What you have to do: Read the listing below and copy out every line that holds "with".
- - - - - - -
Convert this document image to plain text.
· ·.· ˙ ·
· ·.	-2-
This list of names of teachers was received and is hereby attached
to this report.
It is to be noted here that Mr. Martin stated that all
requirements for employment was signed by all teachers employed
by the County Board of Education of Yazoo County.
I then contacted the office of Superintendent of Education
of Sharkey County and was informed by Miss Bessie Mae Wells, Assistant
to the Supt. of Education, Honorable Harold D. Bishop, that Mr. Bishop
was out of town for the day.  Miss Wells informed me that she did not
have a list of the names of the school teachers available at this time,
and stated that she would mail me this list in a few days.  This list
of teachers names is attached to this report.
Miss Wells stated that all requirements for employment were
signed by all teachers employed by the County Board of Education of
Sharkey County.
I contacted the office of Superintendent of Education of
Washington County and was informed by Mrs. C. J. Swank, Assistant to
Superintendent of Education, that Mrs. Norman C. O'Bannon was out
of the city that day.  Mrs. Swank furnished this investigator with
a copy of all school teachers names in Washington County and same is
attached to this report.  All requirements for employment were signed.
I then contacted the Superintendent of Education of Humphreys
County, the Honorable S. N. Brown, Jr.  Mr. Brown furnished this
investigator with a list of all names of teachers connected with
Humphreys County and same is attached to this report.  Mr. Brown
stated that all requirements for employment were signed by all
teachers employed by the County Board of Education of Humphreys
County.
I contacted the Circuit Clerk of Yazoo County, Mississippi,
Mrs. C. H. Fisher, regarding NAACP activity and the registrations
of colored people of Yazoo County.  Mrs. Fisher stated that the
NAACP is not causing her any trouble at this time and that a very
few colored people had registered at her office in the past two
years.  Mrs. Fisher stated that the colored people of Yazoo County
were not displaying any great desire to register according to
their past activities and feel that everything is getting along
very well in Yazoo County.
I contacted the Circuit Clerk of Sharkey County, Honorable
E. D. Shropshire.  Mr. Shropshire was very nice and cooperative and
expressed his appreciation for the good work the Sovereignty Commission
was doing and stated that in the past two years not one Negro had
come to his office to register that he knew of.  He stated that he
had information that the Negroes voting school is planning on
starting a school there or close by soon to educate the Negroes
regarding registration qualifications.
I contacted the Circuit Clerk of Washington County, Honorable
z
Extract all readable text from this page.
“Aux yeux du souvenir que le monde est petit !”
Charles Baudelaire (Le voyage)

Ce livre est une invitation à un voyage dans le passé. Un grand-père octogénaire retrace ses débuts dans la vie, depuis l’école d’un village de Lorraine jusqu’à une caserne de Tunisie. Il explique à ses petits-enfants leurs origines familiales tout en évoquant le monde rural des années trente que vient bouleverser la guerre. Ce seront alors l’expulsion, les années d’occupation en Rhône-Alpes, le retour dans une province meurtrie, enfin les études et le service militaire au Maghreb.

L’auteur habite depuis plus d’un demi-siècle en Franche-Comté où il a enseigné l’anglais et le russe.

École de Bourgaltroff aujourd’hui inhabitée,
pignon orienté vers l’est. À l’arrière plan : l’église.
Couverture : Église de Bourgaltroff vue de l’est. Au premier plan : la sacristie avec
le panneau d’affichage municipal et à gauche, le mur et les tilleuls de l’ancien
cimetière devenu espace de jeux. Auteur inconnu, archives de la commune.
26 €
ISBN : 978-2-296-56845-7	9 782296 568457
- - - - - - -
Worked solution:
of the city that day.  Mrs. Swank furnished this investigator with
investigator with a list of all names of teachers connected with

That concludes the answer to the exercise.